▶ Data supplied

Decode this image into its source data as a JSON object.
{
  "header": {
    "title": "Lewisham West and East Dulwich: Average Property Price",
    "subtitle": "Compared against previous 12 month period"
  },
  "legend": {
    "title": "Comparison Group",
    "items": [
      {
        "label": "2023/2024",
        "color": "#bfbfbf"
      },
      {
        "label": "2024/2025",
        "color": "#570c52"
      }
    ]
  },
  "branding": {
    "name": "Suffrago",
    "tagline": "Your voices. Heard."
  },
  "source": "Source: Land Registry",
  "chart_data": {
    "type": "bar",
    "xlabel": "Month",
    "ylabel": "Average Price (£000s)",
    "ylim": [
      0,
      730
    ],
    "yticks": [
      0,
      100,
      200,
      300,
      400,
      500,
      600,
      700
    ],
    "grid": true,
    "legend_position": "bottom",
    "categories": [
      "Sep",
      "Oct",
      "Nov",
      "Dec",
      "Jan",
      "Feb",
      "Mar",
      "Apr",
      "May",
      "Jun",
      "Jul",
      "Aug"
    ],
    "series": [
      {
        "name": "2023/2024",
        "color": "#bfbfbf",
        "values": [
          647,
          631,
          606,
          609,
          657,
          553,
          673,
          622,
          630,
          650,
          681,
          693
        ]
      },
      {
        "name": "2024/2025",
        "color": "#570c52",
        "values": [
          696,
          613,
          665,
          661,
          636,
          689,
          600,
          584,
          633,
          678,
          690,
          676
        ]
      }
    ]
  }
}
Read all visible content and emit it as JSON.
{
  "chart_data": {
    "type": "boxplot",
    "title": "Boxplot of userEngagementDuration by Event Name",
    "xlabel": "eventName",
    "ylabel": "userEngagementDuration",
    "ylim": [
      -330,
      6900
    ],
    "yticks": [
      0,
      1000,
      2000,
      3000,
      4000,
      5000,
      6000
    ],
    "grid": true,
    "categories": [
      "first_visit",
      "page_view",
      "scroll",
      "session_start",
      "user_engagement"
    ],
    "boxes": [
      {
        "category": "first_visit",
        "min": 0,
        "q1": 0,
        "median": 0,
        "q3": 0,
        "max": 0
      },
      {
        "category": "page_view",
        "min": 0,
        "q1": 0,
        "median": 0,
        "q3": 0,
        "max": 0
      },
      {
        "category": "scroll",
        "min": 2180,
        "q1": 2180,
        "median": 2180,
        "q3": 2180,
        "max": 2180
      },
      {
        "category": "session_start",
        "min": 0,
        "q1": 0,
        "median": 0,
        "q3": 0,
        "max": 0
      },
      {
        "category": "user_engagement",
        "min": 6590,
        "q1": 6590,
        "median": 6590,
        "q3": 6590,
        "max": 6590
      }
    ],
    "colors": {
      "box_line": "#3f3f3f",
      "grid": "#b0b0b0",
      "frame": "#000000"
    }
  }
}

▶ Directions for this task
Transcribe word for word the lines from the one holding "Read all visible content and emit it as JSON." to the last line of the listing above, inclusive.

▶ Final answer
Read all visible content and emit it as JSON.
{
  "chart_data": {
    "type": "boxplot",
    "title": "Boxplot of userEngagementDuration by Event Name",
    "xlabel": "eventName",
    "ylabel": "userEngagementDuration",
    "ylim": [
      -330,
      6900
    ],
    "yticks": [
      0,
      1000,
      2000,
      3000,
      4000,
      5000,
      6000
    ],
    "grid": true,
    "categories": [
      "first_visit",
      "page_view",
      "scroll",
      "session_start",
      "user_engagement"
    ],
    "boxes": [
      {
        "category": "first_visit",
        "min": 0,
        "q1": 0,
        "median": 0,
        "q3": 0,
        "max": 0
      },
      {
        "category": "page_view",
        "min": 0,
        "q1": 0,
        "median": 0,
        "q3": 0,
        "max": 0
      },
      {
        "category": "scroll",
        "min": 2180,
        "q1": 2180,
        "median": 2180,
        "q3": 2180,
        "max": 2180
      },
      {
        "category": "session_start",
        "min": 0,
        "q1": 0,
        "median": 0,
        "q3": 0,
        "max": 0
      },
      {
        "category": "user_engagement",
        "min": 6590,
        "q1": 6590,
        "median": 6590,
        "q3": 6590,
        "max": 6590
      }
    ],
    "colors": {
      "box_line": "#3f3f3f",
      "grid": "#b0b0b0",
      "frame": "#000000"
    }
  }
}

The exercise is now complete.